To do: The records are to be restated in their entirety, word for word.

start

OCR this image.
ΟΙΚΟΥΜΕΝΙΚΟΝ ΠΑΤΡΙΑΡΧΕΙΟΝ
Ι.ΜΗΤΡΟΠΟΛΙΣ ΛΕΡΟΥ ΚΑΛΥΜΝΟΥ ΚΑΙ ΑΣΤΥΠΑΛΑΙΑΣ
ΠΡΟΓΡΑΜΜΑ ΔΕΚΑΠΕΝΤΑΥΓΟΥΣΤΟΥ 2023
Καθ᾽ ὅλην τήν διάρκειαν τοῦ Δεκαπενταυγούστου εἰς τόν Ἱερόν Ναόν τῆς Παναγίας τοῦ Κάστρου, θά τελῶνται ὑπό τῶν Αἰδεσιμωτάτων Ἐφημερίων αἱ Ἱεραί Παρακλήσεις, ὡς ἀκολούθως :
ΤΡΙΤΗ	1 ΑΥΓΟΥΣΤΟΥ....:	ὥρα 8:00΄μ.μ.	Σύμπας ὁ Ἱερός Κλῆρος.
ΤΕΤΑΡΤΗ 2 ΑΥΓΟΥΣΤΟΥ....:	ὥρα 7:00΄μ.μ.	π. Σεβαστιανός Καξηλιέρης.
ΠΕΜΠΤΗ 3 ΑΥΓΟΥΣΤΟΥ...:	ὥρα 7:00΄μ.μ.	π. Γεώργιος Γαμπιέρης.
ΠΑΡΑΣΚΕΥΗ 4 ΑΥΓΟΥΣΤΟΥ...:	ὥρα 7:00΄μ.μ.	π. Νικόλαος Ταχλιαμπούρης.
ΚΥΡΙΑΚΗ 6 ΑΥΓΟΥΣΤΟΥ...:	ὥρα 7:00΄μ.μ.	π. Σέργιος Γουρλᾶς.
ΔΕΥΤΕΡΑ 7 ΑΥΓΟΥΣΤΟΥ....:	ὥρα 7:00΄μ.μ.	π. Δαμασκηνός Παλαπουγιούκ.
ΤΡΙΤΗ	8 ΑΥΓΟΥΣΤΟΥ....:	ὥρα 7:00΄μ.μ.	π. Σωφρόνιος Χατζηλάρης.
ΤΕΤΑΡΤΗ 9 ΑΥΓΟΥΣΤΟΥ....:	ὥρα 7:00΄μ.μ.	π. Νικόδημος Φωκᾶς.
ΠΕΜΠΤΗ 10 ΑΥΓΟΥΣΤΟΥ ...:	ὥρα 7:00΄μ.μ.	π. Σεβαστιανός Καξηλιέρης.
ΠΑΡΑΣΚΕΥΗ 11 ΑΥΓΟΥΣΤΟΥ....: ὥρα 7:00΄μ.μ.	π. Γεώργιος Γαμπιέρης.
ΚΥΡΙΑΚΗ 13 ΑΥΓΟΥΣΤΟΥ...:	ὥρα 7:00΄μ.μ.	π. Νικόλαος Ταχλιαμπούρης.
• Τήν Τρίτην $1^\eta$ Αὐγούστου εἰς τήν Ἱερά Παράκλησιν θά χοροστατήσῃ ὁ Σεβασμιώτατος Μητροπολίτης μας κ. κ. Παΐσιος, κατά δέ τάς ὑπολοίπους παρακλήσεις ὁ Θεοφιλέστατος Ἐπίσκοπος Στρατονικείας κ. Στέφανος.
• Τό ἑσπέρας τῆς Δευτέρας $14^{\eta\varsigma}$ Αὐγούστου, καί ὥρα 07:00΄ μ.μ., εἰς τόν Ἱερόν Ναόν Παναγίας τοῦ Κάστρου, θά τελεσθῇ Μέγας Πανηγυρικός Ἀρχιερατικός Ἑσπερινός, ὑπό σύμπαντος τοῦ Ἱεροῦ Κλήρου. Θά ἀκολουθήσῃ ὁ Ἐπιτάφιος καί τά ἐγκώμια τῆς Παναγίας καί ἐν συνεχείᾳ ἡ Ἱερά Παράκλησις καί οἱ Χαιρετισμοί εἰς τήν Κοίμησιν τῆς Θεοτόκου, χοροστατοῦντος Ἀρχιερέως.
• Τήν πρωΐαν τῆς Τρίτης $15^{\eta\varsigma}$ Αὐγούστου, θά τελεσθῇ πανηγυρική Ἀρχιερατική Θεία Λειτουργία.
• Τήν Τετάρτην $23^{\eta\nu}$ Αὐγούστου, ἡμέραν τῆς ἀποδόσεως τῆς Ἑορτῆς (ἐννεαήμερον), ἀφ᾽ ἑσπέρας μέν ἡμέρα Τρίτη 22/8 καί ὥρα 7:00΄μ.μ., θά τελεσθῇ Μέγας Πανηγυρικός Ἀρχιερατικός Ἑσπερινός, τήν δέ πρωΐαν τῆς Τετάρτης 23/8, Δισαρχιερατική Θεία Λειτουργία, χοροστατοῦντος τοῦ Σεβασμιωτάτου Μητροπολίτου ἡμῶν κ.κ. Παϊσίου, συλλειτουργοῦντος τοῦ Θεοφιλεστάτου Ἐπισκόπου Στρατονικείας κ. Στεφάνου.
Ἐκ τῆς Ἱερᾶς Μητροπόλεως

end

Written reply:
OCR this image.
ΟΙΚΟΥΜΕΝΙΚΟΝ ΠΑΤΡΙΑΡΧΕΙΟΝ
Ι.ΜΗΤΡΟΠΟΛΙΣ ΛΕΡΟΥ ΚΑΛΥΜΝΟΥ ΚΑΙ ΑΣΤΥΠΑΛΑΙΑΣ
ΠΡΟΓΡΑΜΜΑ ΔΕΚΑΠΕΝΤΑΥΓΟΥΣΤΟΥ 2023
Καθ᾽ ὅλην τήν διάρκειαν τοῦ Δεκαπενταυγούστου εἰς τόν Ἱερόν Ναόν τῆς Παναγίας τοῦ Κάστρου, θά τελῶνται ὑπό τῶν Αἰδεσιμωτάτων Ἐφημερίων αἱ Ἱεραί Παρακλήσεις, ὡς ἀκολούθως :
ΤΡΙΤΗ	1 ΑΥΓΟΥΣΤΟΥ....:	ὥρα 8:00΄μ.μ.	Σύμπας ὁ Ἱερός Κλῆρος.
ΤΕΤΑΡΤΗ 2 ΑΥΓΟΥΣΤΟΥ....:	ὥρα 7:00΄μ.μ.	π. Σεβαστιανός Καξηλιέρης.
ΠΕΜΠΤΗ 3 ΑΥΓΟΥΣΤΟΥ...:	ὥρα 7:00΄μ.μ.	π. Γεώργιος Γαμπιέρης.
ΠΑΡΑΣΚΕΥΗ 4 ΑΥΓΟΥΣΤΟΥ...:	ὥρα 7:00΄μ.μ.	π. Νικόλαος Ταχλιαμπούρης.
ΚΥΡΙΑΚΗ 6 ΑΥΓΟΥΣΤΟΥ...:	ὥρα 7:00΄μ.μ.	π. Σέργιος Γουρλᾶς.
ΔΕΥΤΕΡΑ 7 ΑΥΓΟΥΣΤΟΥ....:	ὥρα 7:00΄μ.μ.	π. Δαμασκηνός Παλαπουγιούκ.
ΤΡΙΤΗ	8 ΑΥΓΟΥΣΤΟΥ....:	ὥρα 7:00΄μ.μ.	π. Σωφρόνιος Χατζηλάρης.
ΤΕΤΑΡΤΗ 9 ΑΥΓΟΥΣΤΟΥ....:	ὥρα 7:00΄μ.μ.	π. Νικόδημος Φωκᾶς.
ΠΕΜΠΤΗ 10 ΑΥΓΟΥΣΤΟΥ ...:	ὥρα 7:00΄μ.μ.	π. Σεβαστιανός Καξηλιέρης.
ΠΑΡΑΣΚΕΥΗ 11 ΑΥΓΟΥΣΤΟΥ....: ὥρα 7:00΄μ.μ.	π. Γεώργιος Γαμπιέρης.
ΚΥΡΙΑΚΗ 13 ΑΥΓΟΥΣΤΟΥ...:	ὥρα 7:00΄μ.μ.	π. Νικόλαος Ταχλιαμπούρης.
• Τήν Τρίτην $1^\eta$ Αὐγούστου εἰς τήν Ἱερά Παράκλησιν θά χοροστατήσῃ ὁ Σεβασμιώτατος Μητροπολίτης μας κ. κ. Παΐσιος, κατά δέ τάς ὑπολοίπους παρακλήσεις ὁ Θεοφιλέστατος Ἐπίσκοπος Στρατονικείας κ. Στέφανος.
• Τό ἑσπέρας τῆς Δευτέρας $14^{\eta\varsigma}$ Αὐγούστου, καί ὥρα 07:00΄ μ.μ., εἰς τόν Ἱερόν Ναόν Παναγίας τοῦ Κάστρου, θά τελεσθῇ Μέγας Πανηγυρικός Ἀρχιερατικός Ἑσπερινός, ὑπό σύμπαντος τοῦ Ἱεροῦ Κλήρου. Θά ἀκολουθήσῃ ὁ Ἐπιτάφιος καί τά ἐγκώμια τῆς Παναγίας καί ἐν συνεχείᾳ ἡ Ἱερά Παράκλησις καί οἱ Χαιρετισμοί εἰς τήν Κοίμησιν τῆς Θεοτόκου, χοροστατοῦντος Ἀρχιερέως.
• Τήν πρωΐαν τῆς Τρίτης $15^{\eta\varsigma}$ Αὐγούστου, θά τελεσθῇ πανηγυρική Ἀρχιερατική Θεία Λειτουργία.
• Τήν Τετάρτην $23^{\eta\nu}$ Αὐγούστου, ἡμέραν τῆς ἀποδόσεως τῆς Ἑορτῆς (ἐννεαήμερον), ἀφ᾽ ἑσπέρας μέν ἡμέρα Τρίτη 22/8 καί ὥρα 7:00΄μ.μ., θά τελεσθῇ Μέγας Πανηγυρικός Ἀρχιερατικός Ἑσπερινός, τήν δέ πρωΐαν τῆς Τετάρτης 23/8, Δισαρχιερατική Θεία Λειτουργία, χοροστατοῦντος τοῦ Σεβασμιωτάτου Μητροπολίτου ἡμῶν κ.κ. Παϊσίου, συλλειτουργοῦντος τοῦ Θεοφιλεστάτου Ἐπισκόπου Στρατονικείας κ. Στεφάνου.
Ἐκ τῆς Ἱερᾶς Μητροπόλεως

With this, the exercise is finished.